Embryo bench
Proposal for Ann Arbor Museum of Natural History
Design Team: Merve Akdoğan, Dr. Pınar Yoldaş
Mechanism, structural design: Merve Akdoğan
Location: Michigan, USA
Bench for Ann Arbor Museum of Natural History, the system is moveable, and the tail changes, curls up.
This project aims to tell biological growth. From very subtle beginnings every day so many organisms move forward in time, protein by protein, organelle by organelle, cell by cell, following directions in a secret language whose sounds we are just discovering, if only we listen carefully, very patiently over decades. Embryonic development has been a curious topic as it sheds light on the very beginning of living things. Growth is a universal attribute of life. All organisms have life circles that include growth. The fundamental features of growth may be universal because the growth trajectories of most animals are very similar, but a unified mechanistic theory of growth remains elusive. Our research in the field led us to zebrafish, whose gem-like eggs in their honest transparency reveal the secrets of growth visually while offering a very fast growth rate which makes the artificial selection and genetic modification easy. Therefore fish has become a model organism not only for growth research but for other fields.
The new exhibits space in the Ann Arbor Museum of Natural History can be a perfect match for this piece which we tentatively titled "Embryo Bench". It is inspired by the formal attributes of the fish in its form, curvature, transparency, and natural glimmer.

----------

Answer these questions from the Embryo Bench proposal:
(a) Who is credited with the mechanism and structural design?
(b) Which fish did the team's research lead them to?
(c) Which attributes of the fish inspired the bench?

----------

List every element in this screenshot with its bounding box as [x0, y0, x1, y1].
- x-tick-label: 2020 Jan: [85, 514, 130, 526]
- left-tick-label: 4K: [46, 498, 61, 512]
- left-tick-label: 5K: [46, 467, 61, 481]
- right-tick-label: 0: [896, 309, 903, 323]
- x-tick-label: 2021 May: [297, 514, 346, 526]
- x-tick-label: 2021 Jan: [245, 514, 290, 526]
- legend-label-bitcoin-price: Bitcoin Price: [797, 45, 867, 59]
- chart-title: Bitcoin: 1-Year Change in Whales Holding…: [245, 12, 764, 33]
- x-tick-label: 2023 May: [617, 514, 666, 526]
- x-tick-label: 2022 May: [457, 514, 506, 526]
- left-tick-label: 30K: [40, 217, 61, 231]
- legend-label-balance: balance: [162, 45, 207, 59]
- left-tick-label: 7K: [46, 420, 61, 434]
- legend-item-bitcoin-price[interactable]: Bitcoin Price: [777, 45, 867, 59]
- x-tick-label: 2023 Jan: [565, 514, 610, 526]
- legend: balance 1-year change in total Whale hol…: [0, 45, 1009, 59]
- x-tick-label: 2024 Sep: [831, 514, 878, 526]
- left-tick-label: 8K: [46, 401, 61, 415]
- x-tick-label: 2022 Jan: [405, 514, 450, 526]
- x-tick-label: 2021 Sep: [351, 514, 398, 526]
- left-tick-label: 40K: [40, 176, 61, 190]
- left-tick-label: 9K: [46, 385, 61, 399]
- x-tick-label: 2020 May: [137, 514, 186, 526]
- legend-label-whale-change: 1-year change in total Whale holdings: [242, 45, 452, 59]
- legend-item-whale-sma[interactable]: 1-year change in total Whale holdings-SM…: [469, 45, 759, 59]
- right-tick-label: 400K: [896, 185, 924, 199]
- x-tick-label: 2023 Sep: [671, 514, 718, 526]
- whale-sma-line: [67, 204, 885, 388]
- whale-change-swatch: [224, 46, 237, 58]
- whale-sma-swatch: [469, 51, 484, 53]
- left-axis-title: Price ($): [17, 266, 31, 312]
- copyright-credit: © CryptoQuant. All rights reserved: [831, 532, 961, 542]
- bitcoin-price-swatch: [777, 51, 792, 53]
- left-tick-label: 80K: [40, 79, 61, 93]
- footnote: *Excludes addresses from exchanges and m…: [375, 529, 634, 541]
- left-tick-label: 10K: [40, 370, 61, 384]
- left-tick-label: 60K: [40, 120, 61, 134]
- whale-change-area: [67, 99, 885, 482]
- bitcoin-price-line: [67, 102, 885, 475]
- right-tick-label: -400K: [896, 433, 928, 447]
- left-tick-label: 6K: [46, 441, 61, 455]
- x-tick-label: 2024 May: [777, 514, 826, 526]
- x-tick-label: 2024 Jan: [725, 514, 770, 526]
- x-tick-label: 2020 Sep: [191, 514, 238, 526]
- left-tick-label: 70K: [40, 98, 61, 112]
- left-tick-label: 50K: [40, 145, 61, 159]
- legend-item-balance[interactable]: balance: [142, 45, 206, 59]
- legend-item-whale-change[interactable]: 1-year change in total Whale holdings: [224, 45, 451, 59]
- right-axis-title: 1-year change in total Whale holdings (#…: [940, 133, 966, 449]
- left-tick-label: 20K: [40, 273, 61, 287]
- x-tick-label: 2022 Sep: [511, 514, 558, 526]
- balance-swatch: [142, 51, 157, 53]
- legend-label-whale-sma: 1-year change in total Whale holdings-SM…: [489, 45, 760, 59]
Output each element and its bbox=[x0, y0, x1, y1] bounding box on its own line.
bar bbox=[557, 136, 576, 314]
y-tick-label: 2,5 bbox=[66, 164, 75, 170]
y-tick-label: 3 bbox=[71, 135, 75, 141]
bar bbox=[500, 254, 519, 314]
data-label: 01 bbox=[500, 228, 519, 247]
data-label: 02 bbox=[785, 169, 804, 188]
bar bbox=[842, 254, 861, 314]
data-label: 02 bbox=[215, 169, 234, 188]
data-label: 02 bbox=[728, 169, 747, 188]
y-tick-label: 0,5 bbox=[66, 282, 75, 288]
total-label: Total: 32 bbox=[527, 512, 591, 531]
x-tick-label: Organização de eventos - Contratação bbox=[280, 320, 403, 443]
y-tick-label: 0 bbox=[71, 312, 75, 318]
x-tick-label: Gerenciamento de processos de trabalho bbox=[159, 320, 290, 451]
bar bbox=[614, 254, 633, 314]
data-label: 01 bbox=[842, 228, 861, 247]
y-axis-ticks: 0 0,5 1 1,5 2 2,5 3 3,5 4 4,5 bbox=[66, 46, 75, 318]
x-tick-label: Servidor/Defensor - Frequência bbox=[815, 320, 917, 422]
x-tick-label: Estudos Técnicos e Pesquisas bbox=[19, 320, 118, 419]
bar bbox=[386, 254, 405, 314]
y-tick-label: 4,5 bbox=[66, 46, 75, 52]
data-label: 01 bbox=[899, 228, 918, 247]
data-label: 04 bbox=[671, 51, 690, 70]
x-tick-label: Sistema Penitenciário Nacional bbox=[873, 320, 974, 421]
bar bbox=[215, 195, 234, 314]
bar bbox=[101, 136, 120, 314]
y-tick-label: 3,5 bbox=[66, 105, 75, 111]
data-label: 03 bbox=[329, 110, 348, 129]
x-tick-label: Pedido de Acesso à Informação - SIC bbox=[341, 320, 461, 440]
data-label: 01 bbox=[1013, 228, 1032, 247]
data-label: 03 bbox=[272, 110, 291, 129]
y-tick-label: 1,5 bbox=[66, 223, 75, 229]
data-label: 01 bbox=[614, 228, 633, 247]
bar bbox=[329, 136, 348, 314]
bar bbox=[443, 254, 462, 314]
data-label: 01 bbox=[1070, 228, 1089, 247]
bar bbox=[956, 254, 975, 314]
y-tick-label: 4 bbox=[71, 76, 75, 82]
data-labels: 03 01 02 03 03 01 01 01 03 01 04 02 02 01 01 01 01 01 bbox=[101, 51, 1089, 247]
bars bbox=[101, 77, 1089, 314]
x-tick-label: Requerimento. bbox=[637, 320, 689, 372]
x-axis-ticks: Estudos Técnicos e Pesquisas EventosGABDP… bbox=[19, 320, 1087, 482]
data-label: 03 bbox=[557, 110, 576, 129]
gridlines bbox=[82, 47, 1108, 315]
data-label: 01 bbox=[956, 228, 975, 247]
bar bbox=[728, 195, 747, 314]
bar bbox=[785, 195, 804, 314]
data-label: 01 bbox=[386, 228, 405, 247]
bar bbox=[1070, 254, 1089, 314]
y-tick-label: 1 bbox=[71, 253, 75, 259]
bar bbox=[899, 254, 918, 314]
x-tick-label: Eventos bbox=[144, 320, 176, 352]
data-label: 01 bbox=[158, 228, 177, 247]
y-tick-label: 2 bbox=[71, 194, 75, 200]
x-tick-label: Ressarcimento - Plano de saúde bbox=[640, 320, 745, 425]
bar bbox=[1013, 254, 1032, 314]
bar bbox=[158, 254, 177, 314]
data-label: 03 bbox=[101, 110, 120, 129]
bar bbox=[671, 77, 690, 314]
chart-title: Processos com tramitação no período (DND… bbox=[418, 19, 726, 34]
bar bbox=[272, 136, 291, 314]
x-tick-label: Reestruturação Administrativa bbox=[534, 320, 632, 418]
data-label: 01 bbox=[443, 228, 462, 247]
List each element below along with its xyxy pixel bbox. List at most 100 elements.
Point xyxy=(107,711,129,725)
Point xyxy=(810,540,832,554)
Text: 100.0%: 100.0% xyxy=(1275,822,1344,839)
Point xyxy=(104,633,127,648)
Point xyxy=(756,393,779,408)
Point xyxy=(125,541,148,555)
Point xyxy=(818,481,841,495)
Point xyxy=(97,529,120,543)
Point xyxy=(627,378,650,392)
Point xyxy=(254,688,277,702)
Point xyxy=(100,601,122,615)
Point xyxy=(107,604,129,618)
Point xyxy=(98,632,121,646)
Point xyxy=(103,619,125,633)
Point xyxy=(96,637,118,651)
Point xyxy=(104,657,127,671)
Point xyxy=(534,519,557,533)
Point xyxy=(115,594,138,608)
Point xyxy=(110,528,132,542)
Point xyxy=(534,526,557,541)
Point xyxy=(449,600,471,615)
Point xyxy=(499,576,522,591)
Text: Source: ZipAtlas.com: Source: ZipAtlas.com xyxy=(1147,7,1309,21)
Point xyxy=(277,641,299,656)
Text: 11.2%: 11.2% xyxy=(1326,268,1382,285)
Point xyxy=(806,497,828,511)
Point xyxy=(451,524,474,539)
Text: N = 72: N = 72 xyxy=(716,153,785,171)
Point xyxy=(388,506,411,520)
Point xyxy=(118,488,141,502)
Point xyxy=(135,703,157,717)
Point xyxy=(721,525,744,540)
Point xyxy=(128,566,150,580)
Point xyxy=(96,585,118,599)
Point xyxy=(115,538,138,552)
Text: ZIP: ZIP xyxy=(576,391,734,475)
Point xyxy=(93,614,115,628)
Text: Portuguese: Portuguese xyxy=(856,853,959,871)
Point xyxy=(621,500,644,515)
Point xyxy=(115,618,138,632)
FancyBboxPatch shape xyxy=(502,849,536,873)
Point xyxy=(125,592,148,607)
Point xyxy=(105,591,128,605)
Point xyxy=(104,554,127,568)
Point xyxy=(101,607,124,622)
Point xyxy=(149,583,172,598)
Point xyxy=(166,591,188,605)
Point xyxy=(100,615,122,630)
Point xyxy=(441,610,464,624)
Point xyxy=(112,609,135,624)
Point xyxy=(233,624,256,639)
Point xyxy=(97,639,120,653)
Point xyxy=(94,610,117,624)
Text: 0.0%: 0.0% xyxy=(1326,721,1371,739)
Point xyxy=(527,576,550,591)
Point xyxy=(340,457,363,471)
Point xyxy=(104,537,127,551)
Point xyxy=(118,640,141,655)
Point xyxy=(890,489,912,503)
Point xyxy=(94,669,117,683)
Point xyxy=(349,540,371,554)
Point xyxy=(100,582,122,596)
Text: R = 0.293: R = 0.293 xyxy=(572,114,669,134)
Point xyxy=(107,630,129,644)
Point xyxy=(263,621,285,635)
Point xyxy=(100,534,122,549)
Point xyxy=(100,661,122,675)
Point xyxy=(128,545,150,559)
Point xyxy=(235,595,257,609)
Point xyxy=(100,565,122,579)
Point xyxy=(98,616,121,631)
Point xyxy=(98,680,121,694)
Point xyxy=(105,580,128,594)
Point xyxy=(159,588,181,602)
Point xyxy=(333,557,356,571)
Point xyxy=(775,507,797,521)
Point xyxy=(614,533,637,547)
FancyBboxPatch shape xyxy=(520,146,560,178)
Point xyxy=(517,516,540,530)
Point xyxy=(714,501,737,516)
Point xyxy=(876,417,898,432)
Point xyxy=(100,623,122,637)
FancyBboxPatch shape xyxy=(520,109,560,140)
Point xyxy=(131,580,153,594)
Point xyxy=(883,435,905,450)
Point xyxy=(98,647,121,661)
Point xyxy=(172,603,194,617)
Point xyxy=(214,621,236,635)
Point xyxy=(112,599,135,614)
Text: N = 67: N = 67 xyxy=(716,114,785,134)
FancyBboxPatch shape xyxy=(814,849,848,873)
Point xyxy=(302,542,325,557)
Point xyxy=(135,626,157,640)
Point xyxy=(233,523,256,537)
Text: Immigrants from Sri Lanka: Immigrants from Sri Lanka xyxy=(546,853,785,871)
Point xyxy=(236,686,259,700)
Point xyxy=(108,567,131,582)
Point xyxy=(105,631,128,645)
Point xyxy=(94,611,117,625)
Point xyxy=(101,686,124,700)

----------

§ Solution for this exercise
(a) Merve Akdoğan
(b) Zebrafish
(c) Its form, curvature, transparency, and natural glimmer